----- STORED RECORDS

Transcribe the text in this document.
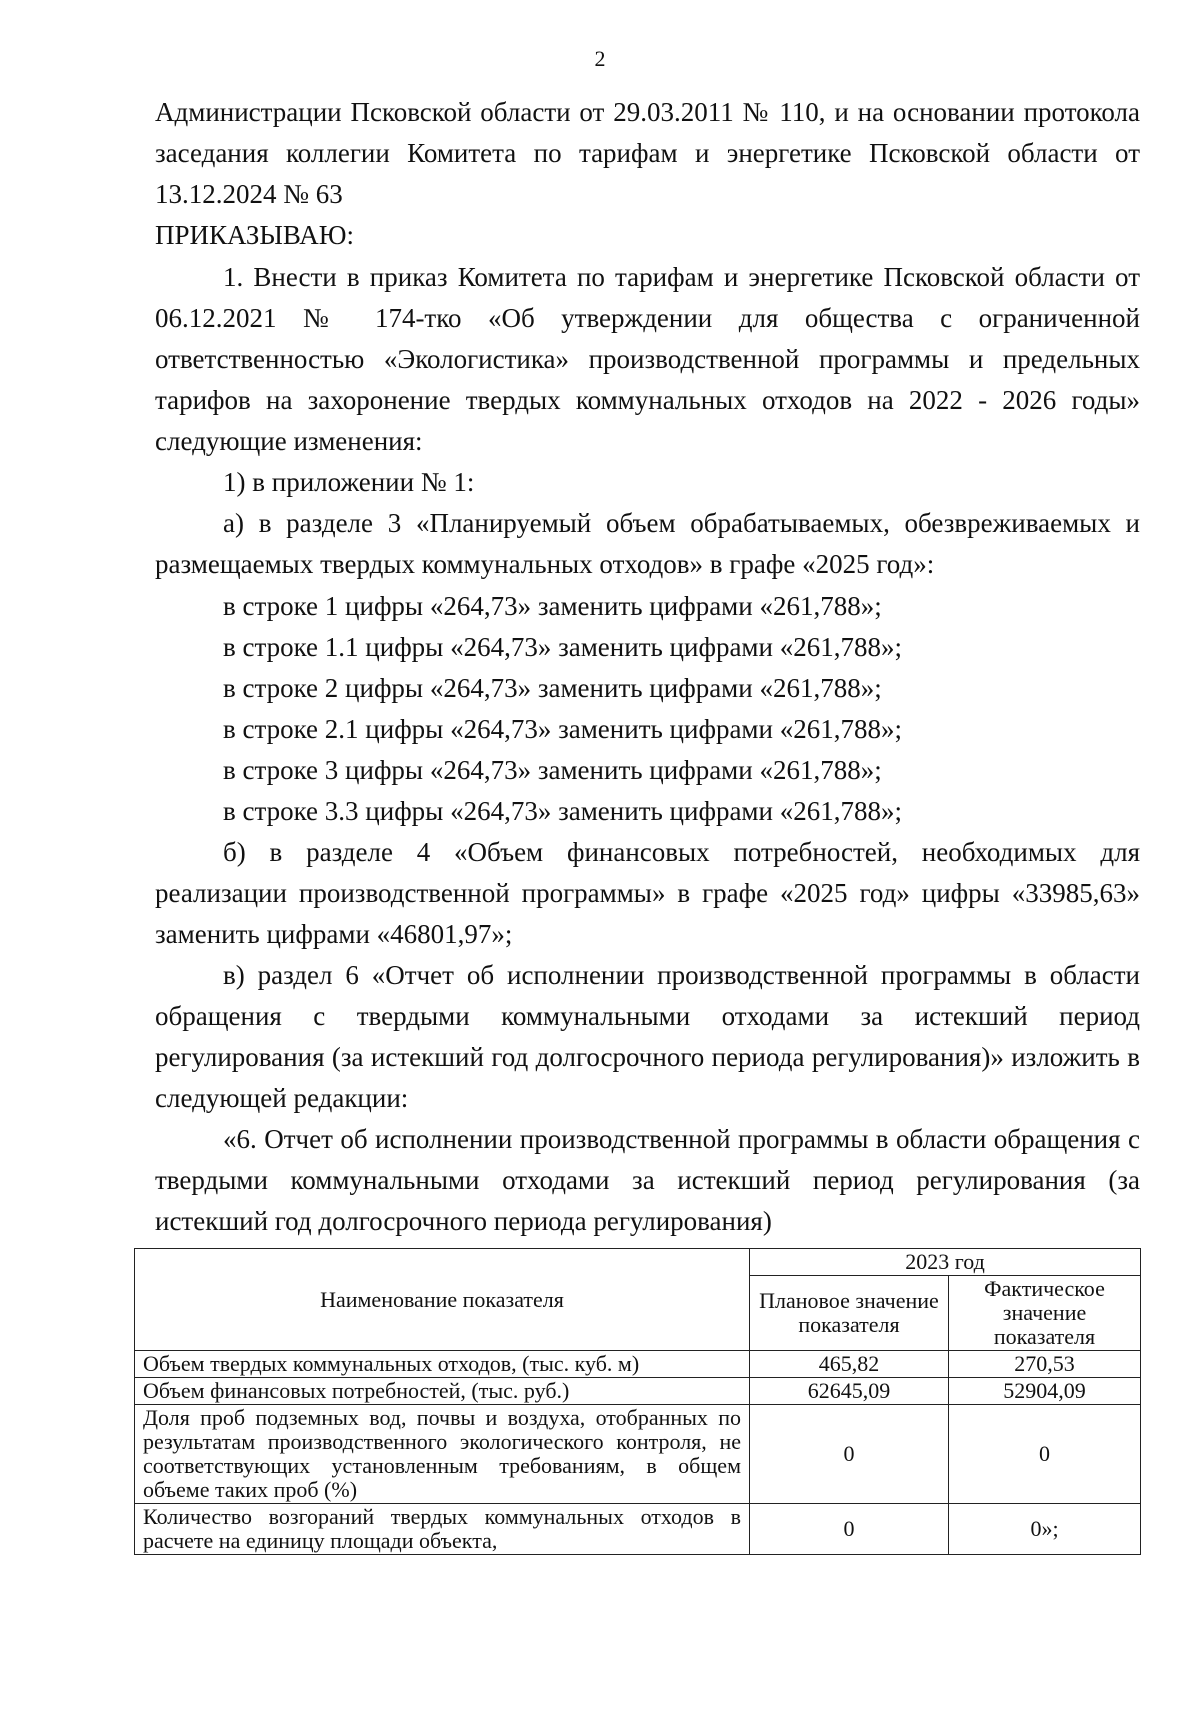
2

Администрации Псковской области от 29.03.2011 № 110, и на основании протокола заседания коллегии Комитета по тарифам и энергетике Псковской области от 13.12.2024 № 63

ПРИКАЗЫВАЮ:

1. Внести в приказ Комитета по тарифам и энергетике Псковской области от 06.12.2021 № 174-тко «Об утверждении для общества с ограниченной ответственностью «Экологистика» производственной программы и предельных тарифов на захоронение твердых коммунальных отходов на 2022 - 2026 годы» следующие изменения:

1) в приложении № 1:

а) в разделе 3 «Планируемый объем обрабатываемых, обезвреживаемых и размещаемых твердых коммунальных отходов» в графе «2025 год»:

в строке 1 цифры «264,73» заменить цифрами «261,788»;
в строке 1.1 цифры «264,73» заменить цифрами «261,788»;
в строке 2 цифры «264,73» заменить цифрами «261,788»;
в строке 2.1 цифры «264,73» заменить цифрами «261,788»;
в строке 3 цифры «264,73» заменить цифрами «261,788»;
в строке 3.3 цифры «264,73» заменить цифрами «261,788»;

б) в разделе 4 «Объем финансовых потребностей, необходимых для реализации производственной программы» в графе «2025 год» цифры «33985,63» заменить цифрами «46801,97»;

в) раздел 6 «Отчет об исполнении производственной программы в области обращения с твердыми коммунальными отходами за истекший период регулирования (за истекший год долгосрочного периода регулирования)» изложить в следующей редакции:

«6. Отчет об исполнении производственной программы в области обращения с твердыми коммунальными отходами за истекший период регулирования (за истекший год долгосрочного периода регулирования)

Наименование показателя	2023 год	
	Плановое значение показателя	Фактическое значение показателя
Объем твердых коммунальных отходов, (тыс. куб. м)	465,82	270,53
Объем финансовых потребностей, (тыс. руб.)	62645,09	52904,09
Доля проб подземных вод, почвы и воздуха, отобранных по результатам производственного экологического контроля, не соответствующих установленным требованиям, в общем объеме таких проб (%)	0	0
Количество возгораний твердых коммунальных отходов в расчете на единицу площади объекта,	0	0»;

----------

From the entries above, pull out each line that includes "периода".

ANSWER FOR THIS EXERCISE>
в) раздел 6 «Отчет об исполнении производственной программы в области обращения с твердыми коммунальными отходами за истекший период регулирования (за истекший год долгосрочного периода регулирования)» изложить в следующей редакции:
«6. Отчет об исполнении производственной программы в области обращения с твердыми коммунальными отходами за истекший период регулирования (за истекший год долгосрочного периода регулирования)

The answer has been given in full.